## [YOUR INSTRUCTIONS]
Read the lines below and count those that have the word "Yttrande". Respond with the number only.

Dataset records on visual material:
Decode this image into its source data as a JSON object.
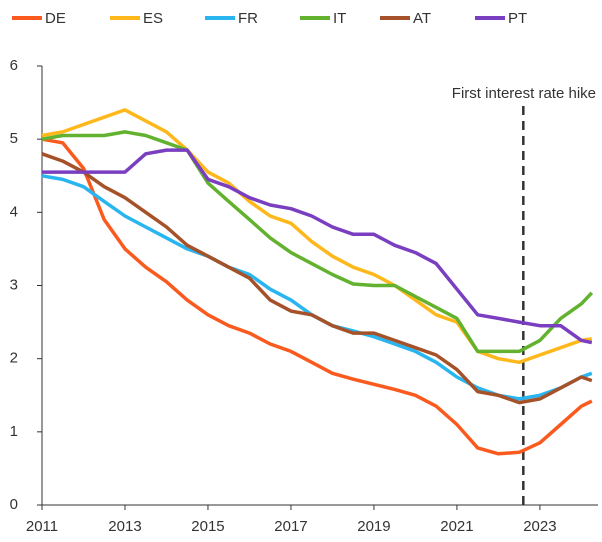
{
  "chart_data": {
    "type": "line",
    "x": [
      2011,
      2011.5,
      2012,
      2012.5,
      2013,
      2013.5,
      2014,
      2014.5,
      2015,
      2015.5,
      2016,
      2016.5,
      2017,
      2017.5,
      2018,
      2018.5,
      2019,
      2019.5,
      2020,
      2020.5,
      2021,
      2021.5,
      2022,
      2022.5,
      2023,
      2023.5,
      2024,
      2024.25
    ],
    "series": [
      {
        "name": "DE",
        "color": "#fa5a1e",
        "values": [
          5.0,
          4.95,
          4.6,
          3.9,
          3.5,
          3.25,
          3.05,
          2.8,
          2.6,
          2.45,
          2.35,
          2.2,
          2.1,
          1.95,
          1.8,
          1.72,
          1.65,
          1.58,
          1.5,
          1.35,
          1.1,
          0.78,
          0.7,
          0.72,
          0.85,
          1.1,
          1.35,
          1.42
        ]
      },
      {
        "name": "ES",
        "color": "#ffb81c",
        "values": [
          5.05,
          5.1,
          5.2,
          5.3,
          5.4,
          5.25,
          5.1,
          4.85,
          4.55,
          4.4,
          4.15,
          3.95,
          3.85,
          3.6,
          3.4,
          3.25,
          3.15,
          3.0,
          2.8,
          2.6,
          2.5,
          2.1,
          2.0,
          1.95,
          2.05,
          2.15,
          2.25,
          2.27
        ]
      },
      {
        "name": "FR",
        "color": "#29b5f0",
        "values": [
          4.5,
          4.45,
          4.35,
          4.15,
          3.95,
          3.8,
          3.65,
          3.5,
          3.4,
          3.25,
          3.15,
          2.95,
          2.8,
          2.6,
          2.45,
          2.38,
          2.3,
          2.2,
          2.1,
          1.95,
          1.75,
          1.6,
          1.5,
          1.45,
          1.5,
          1.6,
          1.75,
          1.8
        ]
      },
      {
        "name": "IT",
        "color": "#63b22f",
        "values": [
          5.0,
          5.05,
          5.05,
          5.05,
          5.1,
          5.05,
          4.95,
          4.85,
          4.4,
          4.15,
          3.9,
          3.65,
          3.45,
          3.3,
          3.15,
          3.02,
          3.0,
          3.0,
          2.85,
          2.7,
          2.55,
          2.1,
          2.1,
          2.1,
          2.25,
          2.55,
          2.75,
          2.9
        ]
      },
      {
        "name": "AT",
        "color": "#a5522a",
        "values": [
          4.8,
          4.7,
          4.55,
          4.35,
          4.2,
          4.0,
          3.8,
          3.55,
          3.4,
          3.25,
          3.1,
          2.8,
          2.65,
          2.6,
          2.45,
          2.35,
          2.35,
          2.25,
          2.15,
          2.05,
          1.85,
          1.55,
          1.5,
          1.4,
          1.45,
          1.6,
          1.75,
          1.7
        ]
      },
      {
        "name": "PT",
        "color": "#7a3fc0",
        "values": [
          4.55,
          4.55,
          4.55,
          4.55,
          4.55,
          4.8,
          4.85,
          4.85,
          4.45,
          4.35,
          4.2,
          4.1,
          4.05,
          3.95,
          3.8,
          3.7,
          3.7,
          3.55,
          3.45,
          3.3,
          2.95,
          2.6,
          2.55,
          2.5,
          2.45,
          2.45,
          2.25,
          2.22
        ]
      }
    ],
    "xlim": [
      2011,
      2024.4
    ],
    "xticks": [
      2011,
      2013,
      2015,
      2017,
      2019,
      2021,
      2023
    ],
    "ylim": [
      0,
      6
    ],
    "yticks": [
      0,
      1,
      2,
      3,
      4,
      5,
      6
    ],
    "annotations": [
      {
        "text": "First interest rate hike",
        "x": 2022.6
      }
    ]
  }
}
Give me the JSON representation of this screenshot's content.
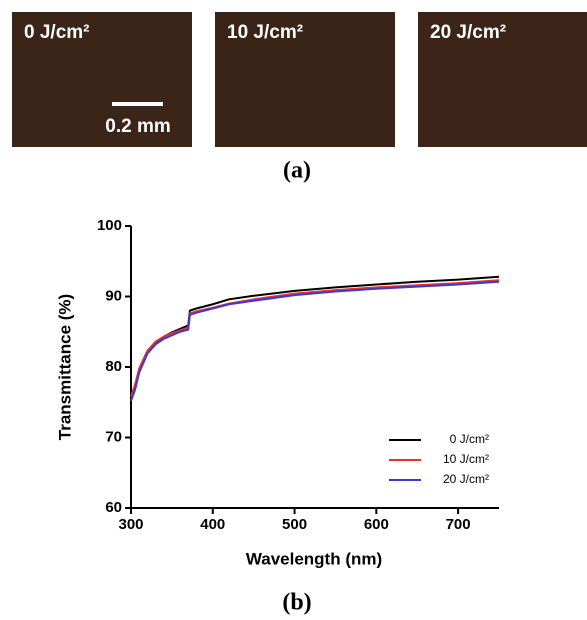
{
  "panel_a": {
    "label": "(a)",
    "images": [
      {
        "label": "0 J/cm²"
      },
      {
        "label": "10 J/cm²"
      },
      {
        "label": "20 J/cm²"
      }
    ],
    "scale_bar": "0.2 mm"
  },
  "panel_b": {
    "label": "(b)"
  },
  "chart_data": {
    "type": "line",
    "x_label": "Wavelength (nm)",
    "y_label": "Transmittance (%)",
    "x": [
      300,
      305,
      310,
      320,
      330,
      340,
      350,
      360,
      370,
      372,
      380,
      400,
      420,
      450,
      500,
      550,
      600,
      650,
      700,
      750
    ],
    "series": [
      {
        "name": "0 J/cm²",
        "color": "#000000",
        "values": [
          75.5,
          77.2,
          79.6,
          82.2,
          83.5,
          84.3,
          84.9,
          85.4,
          85.9,
          88.0,
          88.3,
          88.9,
          89.6,
          90.1,
          90.8,
          91.3,
          91.7,
          92.1,
          92.4,
          92.8
        ]
      },
      {
        "name": "10 J/cm²",
        "color": "#e8302c",
        "values": [
          75.8,
          77.5,
          79.8,
          82.3,
          83.6,
          84.3,
          84.8,
          85.2,
          85.6,
          87.6,
          87.9,
          88.4,
          89.0,
          89.6,
          90.4,
          90.9,
          91.3,
          91.6,
          91.9,
          92.3
        ]
      },
      {
        "name": "20 J/cm²",
        "color": "#3a3ad0",
        "values": [
          75.2,
          76.8,
          79.2,
          81.9,
          83.2,
          84.0,
          84.5,
          85.0,
          85.3,
          87.4,
          87.7,
          88.3,
          88.9,
          89.4,
          90.2,
          90.7,
          91.1,
          91.4,
          91.7,
          92.1
        ]
      }
    ],
    "xlim": [
      300,
      750
    ],
    "xticks": [
      300,
      400,
      500,
      600,
      700
    ],
    "ylim": [
      60,
      100
    ],
    "yticks": [
      60,
      70,
      80,
      90,
      100
    ],
    "grid": false,
    "legend": "lower right"
  }
}
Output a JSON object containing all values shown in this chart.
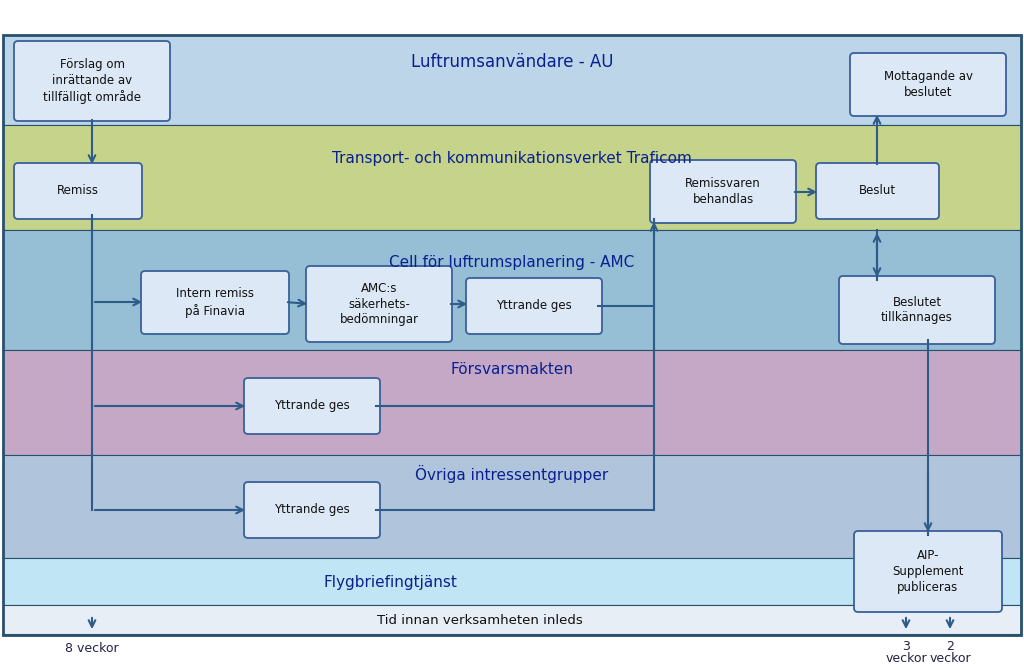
{
  "title_au": "Luftrumsanvändare - AU",
  "title_traficom": "Transport- och kommunikationsverket Traficom",
  "title_amc": "Cell för luftrumsplanering - AMC",
  "title_forsvar": "Försvarsmakten",
  "title_ovriga": "Övriga intressentgrupper",
  "title_flyg": "Flygbriefingtjänst",
  "timeline_label": "Tid innan verksamheten inleds",
  "weeks_left": "8 veckor",
  "weeks_right1": "3",
  "weeks_right2": "2",
  "veckor": "veckor",
  "boxes": {
    "forslag": "Förslag om\ninrättande av\ntillfälligt område",
    "remiss": "Remiss",
    "remissvar": "Remissvaren\nbehandlas",
    "beslut": "Beslut",
    "intern_remiss": "Intern remiss\npå Finavia",
    "amc_sak": "AMC:s\nsäkerhets-\nbedömningar",
    "yttrande_amc": "Yttrande ges",
    "beslutet": "Beslutet\ntillkännages",
    "yttrande_fors": "Yttrande ges",
    "yttrande_ovr": "Yttrande ges",
    "mottagande": "Mottagande av\nbeslutet",
    "aip": "AIP-\nSupplement\npubliceras"
  },
  "colors": {
    "au_bg": "#bcd5e8",
    "traficom_bg": "#c5d48a",
    "amc_bg": "#96bfd5",
    "forsvar_bg": "#c5a8c5",
    "ovriga_bg": "#b0c5dc",
    "flyg_bg": "#c0e5f5",
    "box_fill": "#dce8f5",
    "box_border": "#3a5f9a",
    "arrow_color": "#2e5c8a",
    "title_color": "#0a2090",
    "text_color": "#111111",
    "border_color": "#2a5070",
    "timeline_bg": "#e8eef5"
  },
  "fig_width": 10.24,
  "fig_height": 6.7
}
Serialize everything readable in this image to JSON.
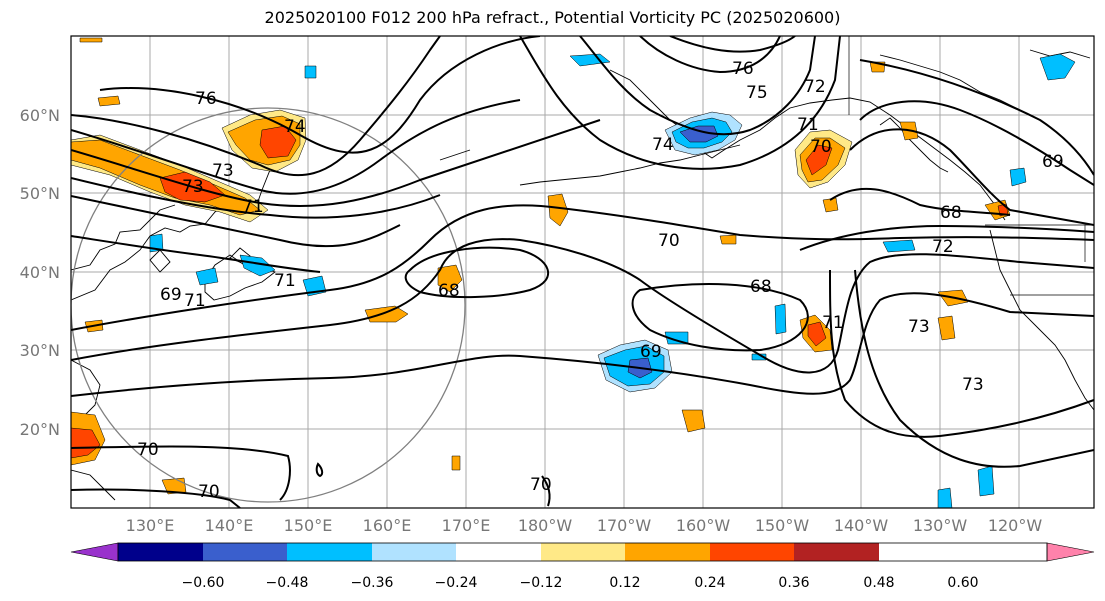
{
  "title": "2025020100 F012 200 hPa refract., Potential Vorticity PC (2025020600)",
  "lat_labels": [
    "60°N",
    "50°N",
    "40°N",
    "30°N",
    "20°N"
  ],
  "lon_labels": [
    "130°E",
    "140°E",
    "150°E",
    "160°E",
    "170°E",
    "180°W",
    "170°W",
    "160°W",
    "150°W",
    "140°W",
    "130°W",
    "120°W"
  ],
  "colorbar": {
    "colors": [
      "#9932cc",
      "#00008b",
      "#3a5fcd",
      "#00bfff",
      "#b0e2ff",
      "#ffffff",
      "#ffe987",
      "#ffa500",
      "#ff4500",
      "#b22222",
      "#ff82ab"
    ],
    "ticks": [
      "−0.60",
      "−0.48",
      "−0.36",
      "−0.24",
      "−0.12",
      "0.12",
      "0.24",
      "0.36",
      "0.48",
      "0.60"
    ]
  },
  "contour_labels": [
    "76",
    "76",
    "75",
    "72",
    "74",
    "74",
    "71",
    "70",
    "73",
    "69",
    "68",
    "72",
    "70",
    "68",
    "69",
    "71",
    "73",
    "73",
    "71",
    "69",
    "68",
    "71",
    "73",
    "70",
    "70",
    "70",
    "71"
  ]
}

## [OUTPUT]
3